Task to complete: Copy every line of the records below word for word, leaving out the pictures.

START Stored rows

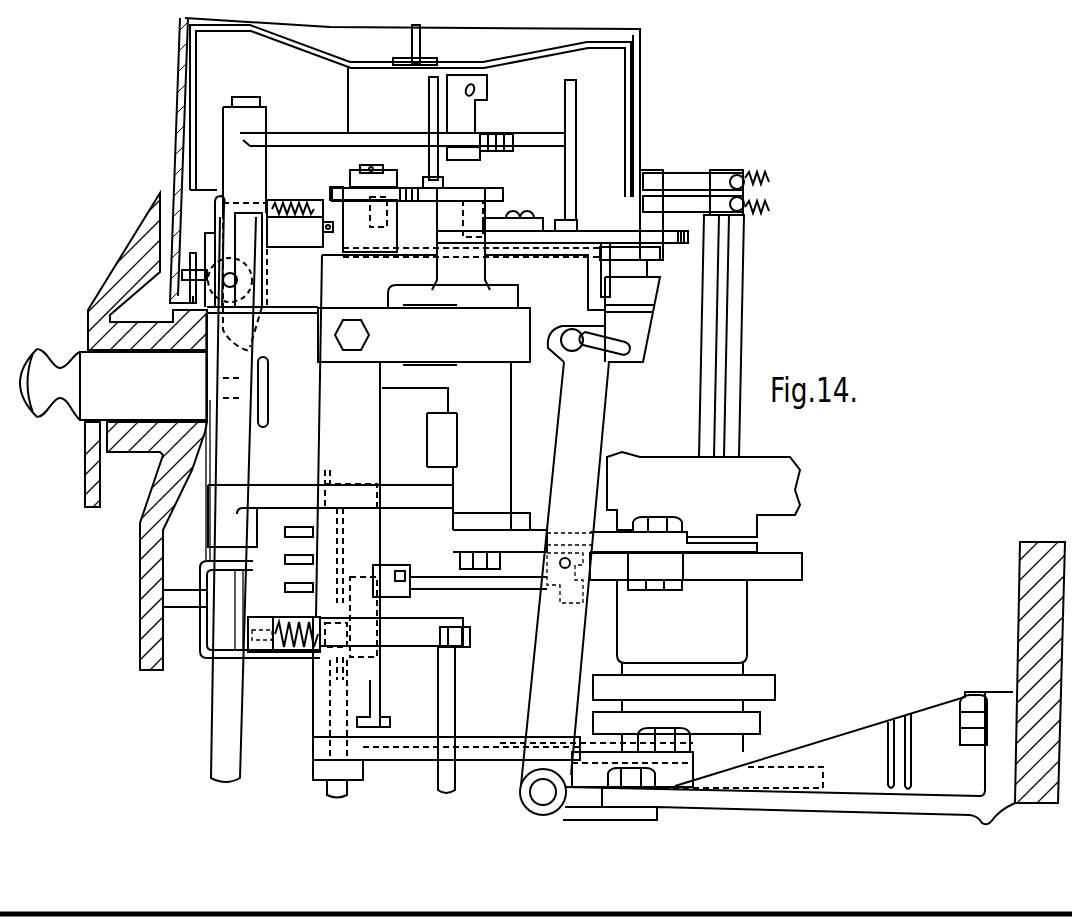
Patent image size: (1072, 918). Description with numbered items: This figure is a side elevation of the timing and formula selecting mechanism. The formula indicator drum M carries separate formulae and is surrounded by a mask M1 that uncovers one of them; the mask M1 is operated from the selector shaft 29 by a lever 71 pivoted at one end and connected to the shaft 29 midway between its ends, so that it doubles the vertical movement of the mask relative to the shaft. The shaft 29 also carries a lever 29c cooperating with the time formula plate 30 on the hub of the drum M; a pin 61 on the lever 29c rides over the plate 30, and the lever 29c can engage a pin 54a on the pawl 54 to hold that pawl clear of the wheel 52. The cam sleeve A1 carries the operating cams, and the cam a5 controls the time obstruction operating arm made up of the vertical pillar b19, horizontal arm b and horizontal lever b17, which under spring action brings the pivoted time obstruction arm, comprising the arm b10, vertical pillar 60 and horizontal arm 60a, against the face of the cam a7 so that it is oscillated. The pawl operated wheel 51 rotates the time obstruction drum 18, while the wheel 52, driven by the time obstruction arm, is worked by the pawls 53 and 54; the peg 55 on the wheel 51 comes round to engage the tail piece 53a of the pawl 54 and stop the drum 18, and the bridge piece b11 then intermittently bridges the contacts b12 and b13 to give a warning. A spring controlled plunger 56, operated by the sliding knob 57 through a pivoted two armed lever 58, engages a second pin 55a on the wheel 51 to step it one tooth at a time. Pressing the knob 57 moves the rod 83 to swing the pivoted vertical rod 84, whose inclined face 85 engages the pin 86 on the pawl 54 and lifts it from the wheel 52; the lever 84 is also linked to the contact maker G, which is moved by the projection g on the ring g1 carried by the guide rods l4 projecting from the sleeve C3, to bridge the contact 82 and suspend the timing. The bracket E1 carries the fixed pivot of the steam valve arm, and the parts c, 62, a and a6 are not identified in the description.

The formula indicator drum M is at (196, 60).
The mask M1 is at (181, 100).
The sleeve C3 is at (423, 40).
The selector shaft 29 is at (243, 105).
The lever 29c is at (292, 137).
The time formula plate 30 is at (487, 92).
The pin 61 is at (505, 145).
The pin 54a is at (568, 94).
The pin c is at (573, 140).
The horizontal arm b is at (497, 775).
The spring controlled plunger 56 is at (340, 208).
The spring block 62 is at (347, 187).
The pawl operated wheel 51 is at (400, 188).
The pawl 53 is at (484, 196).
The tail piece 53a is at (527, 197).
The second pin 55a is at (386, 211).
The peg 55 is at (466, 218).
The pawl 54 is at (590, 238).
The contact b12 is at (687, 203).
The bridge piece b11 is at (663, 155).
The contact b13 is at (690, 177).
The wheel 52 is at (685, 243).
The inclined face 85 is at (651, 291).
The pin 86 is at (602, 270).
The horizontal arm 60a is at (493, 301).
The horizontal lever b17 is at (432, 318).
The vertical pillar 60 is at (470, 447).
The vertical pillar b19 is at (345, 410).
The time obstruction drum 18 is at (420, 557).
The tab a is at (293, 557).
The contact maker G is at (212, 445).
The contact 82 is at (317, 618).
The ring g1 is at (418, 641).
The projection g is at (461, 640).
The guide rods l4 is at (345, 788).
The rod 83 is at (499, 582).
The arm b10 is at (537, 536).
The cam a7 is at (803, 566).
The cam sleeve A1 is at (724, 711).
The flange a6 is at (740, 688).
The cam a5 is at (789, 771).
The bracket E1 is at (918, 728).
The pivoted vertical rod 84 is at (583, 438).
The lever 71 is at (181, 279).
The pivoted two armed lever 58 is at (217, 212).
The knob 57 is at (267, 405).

END Stored rows

Worked answer:
Patent image size: (1072, 918). Description with numbered items: This figure is a side elevation of the timing and formula selecting mechanism. The formula indicator drum M carries separate formulae and is surrounded by a mask M1 that uncovers one of them; the mask M1 is operated from the selector shaft 29 by a lever 71 pivoted at one end and connected to the shaft 29 midway between its ends, so that it doubles the vertical movement of the mask relative to the shaft. The shaft 29 also carries a lever 29c cooperating with the time formula plate 30 on the hub of the drum M; a pin 61 on the lever 29c rides over the plate 30, and the lever 29c can engage a pin 54a on the pawl 54 to hold that pawl clear of the wheel 52. The cam sleeve A1 carries the operating cams, and the cam a5 controls the time obstruction operating arm made up of the vertical pillar b19, horizontal arm b and horizontal lever b17, which under spring action brings the pivoted time obstruction arm, comprising the arm b10, vertical pillar 60 and horizontal arm 60a, against the face of the cam a7 so that it is oscillated. The pawl operated wheel 51 rotates the time obstruction drum 18, while the wheel 52, driven by the time obstruction arm, is worked by the pawls 53 and 54; the peg 55 on the wheel 51 comes round to engage the tail piece 53a of the pawl 54 and stop the drum 18, and the bridge piece b11 then intermittently bridges the contacts b12 and b13 to give a warning. A spring controlled plunger 56, operated by the sliding knob 57 through a pivoted two armed lever 58, engages a second pin 55a on the wheel 51 to step it one tooth at a time. Pressing the knob 57 moves the rod 83 to swing the pivoted vertical rod 84, whose inclined face 85 engages the pin 86 on the pawl 54 and lifts it from the wheel 52; the lever 84 is also linked to the contact maker G, which is moved by the projection g on the ring g1 carried by the guide rods l4 projecting from the sleeve C3, to bridge the contact 82 and suspend the timing. The bracket E1 carries the fixed pivot of the steam valve arm, and the parts c, 62, a and a6 are not identified in the description.

The formula indicator drum M is at (196, 60).
The mask M1 is at (181, 100).
The sleeve C3 is at (423, 40).
The selector shaft 29 is at (243, 105).
The lever 29c is at (292, 137).
The time formula plate 30 is at (487, 92).
The pin 61 is at (505, 145).
The pin 54a is at (568, 94).
The pin c is at (573, 140).
The horizontal arm b is at (497, 775).
The spring controlled plunger 56 is at (340, 208).
The spring block 62 is at (347, 187).
The pawl operated wheel 51 is at (400, 188).
The pawl 53 is at (484, 196).
The tail piece 53a is at (527, 197).
The second pin 55a is at (386, 211).
The peg 55 is at (466, 218).
The pawl 54 is at (590, 238).
The contact b12 is at (687, 203).
The bridge piece b11 is at (663, 155).
The contact b13 is at (690, 177).
The wheel 52 is at (685, 243).
The inclined face 85 is at (651, 291).
The pin 86 is at (602, 270).
The horizontal arm 60a is at (493, 301).
The horizontal lever b17 is at (432, 318).
The vertical pillar 60 is at (470, 447).
The vertical pillar b19 is at (345, 410).
The time obstruction drum 18 is at (420, 557).
The tab a is at (293, 557).
The contact maker G is at (212, 445).
The contact 82 is at (317, 618).
The ring g1 is at (418, 641).
The projection g is at (461, 640).
The guide rods l4 is at (345, 788).
The rod 83 is at (499, 582).
The arm b10 is at (537, 536).
The cam a7 is at (803, 566).
The cam sleeve A1 is at (724, 711).
The flange a6 is at (740, 688).
The cam a5 is at (789, 771).
The bracket E1 is at (918, 728).
The pivoted vertical rod 84 is at (583, 438).
The lever 71 is at (181, 279).
The pivoted two armed lever 58 is at (217, 212).
The knob 57 is at (267, 405).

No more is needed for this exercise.